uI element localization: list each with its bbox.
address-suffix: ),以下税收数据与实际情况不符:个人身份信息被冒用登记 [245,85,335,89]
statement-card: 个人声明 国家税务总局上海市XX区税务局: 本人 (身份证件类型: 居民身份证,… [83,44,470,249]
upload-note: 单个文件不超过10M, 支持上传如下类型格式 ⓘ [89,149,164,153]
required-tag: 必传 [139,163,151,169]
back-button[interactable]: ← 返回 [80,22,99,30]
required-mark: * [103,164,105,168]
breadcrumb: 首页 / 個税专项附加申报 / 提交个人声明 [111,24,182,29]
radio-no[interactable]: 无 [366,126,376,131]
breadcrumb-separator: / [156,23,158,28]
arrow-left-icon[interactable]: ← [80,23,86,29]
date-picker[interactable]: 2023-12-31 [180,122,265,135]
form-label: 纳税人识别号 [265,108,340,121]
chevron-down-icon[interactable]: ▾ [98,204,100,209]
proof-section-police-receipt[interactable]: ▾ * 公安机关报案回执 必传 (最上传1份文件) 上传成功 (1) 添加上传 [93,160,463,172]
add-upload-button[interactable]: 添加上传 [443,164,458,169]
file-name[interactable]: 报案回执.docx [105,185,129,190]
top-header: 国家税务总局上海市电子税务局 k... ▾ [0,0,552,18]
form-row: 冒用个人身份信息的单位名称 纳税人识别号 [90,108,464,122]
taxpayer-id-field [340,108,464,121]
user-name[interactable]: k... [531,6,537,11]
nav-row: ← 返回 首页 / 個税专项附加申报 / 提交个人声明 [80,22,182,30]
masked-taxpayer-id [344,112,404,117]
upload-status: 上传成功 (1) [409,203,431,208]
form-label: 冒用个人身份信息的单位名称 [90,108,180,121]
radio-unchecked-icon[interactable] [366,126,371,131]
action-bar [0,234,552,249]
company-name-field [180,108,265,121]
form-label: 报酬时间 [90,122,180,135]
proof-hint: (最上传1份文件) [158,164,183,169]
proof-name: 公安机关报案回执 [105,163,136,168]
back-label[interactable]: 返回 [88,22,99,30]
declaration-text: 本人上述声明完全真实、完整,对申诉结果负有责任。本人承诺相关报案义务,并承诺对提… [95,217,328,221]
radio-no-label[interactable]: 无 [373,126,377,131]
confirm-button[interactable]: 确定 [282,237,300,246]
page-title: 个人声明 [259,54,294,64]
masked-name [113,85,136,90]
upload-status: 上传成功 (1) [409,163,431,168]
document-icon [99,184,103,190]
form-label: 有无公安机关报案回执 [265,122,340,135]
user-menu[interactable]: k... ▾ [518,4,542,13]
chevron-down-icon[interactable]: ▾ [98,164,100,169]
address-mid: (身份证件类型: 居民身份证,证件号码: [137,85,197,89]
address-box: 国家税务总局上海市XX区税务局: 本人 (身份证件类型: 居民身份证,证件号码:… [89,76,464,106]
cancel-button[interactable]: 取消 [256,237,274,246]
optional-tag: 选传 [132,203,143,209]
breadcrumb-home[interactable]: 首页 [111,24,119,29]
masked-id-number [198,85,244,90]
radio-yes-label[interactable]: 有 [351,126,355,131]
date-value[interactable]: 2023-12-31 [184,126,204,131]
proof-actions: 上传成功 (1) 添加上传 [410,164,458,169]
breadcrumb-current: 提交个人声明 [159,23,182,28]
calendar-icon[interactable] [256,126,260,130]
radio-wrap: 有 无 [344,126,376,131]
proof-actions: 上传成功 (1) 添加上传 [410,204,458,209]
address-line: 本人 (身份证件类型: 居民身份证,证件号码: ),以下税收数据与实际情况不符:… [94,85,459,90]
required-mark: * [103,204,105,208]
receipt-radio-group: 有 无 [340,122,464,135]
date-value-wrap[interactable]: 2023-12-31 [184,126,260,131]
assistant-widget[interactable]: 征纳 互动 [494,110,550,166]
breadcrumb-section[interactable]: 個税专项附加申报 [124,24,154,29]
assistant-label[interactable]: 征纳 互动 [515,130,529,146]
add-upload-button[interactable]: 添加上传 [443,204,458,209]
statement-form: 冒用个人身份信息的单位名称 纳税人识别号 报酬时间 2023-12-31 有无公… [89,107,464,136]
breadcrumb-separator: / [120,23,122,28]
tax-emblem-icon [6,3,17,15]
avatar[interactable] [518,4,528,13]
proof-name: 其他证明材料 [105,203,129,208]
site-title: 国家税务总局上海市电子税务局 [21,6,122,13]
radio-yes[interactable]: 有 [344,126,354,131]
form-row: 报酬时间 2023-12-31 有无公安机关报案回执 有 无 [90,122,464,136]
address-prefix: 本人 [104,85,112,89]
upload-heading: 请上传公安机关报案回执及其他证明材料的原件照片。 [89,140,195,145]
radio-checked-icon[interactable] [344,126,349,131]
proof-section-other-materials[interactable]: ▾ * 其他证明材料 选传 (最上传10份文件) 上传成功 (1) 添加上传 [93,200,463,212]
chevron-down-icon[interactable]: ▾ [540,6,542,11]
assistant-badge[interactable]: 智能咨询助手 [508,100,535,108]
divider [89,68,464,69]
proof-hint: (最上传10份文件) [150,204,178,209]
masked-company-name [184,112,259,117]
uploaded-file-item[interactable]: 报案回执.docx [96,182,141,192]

========

Tarefa - Renomeie "required-tag" para "mandatory-tag" no trecho da listagem que vai do início até a linha que contém "breadcrumb-separator: / [156,23,158,28]", inclusive. Reproduza somente esse trecho, sem nenhuma outra alteração.

Resposta completa -
uI element localization: list each with its bbox.
address-suffix: ),以下税收数据与实际情况不符:个人身份信息被冒用登记 [245,85,335,89]
statement-card: 个人声明 国家税务总局上海市XX区税务局: 本人 (身份证件类型: 居民身份证,… [83,44,470,249]
upload-note: 单个文件不超过10M, 支持上传如下类型格式 ⓘ [89,149,164,153]
mandatory-tag: 必传 [139,163,151,169]
back-button[interactable]: ← 返回 [80,22,99,30]
required-mark: * [103,164,105,168]
breadcrumb: 首页 / 個税专项附加申报 / 提交个人声明 [111,24,182,29]
radio-no[interactable]: 无 [366,126,376,131]
breadcrumb-separator: / [156,23,158,28]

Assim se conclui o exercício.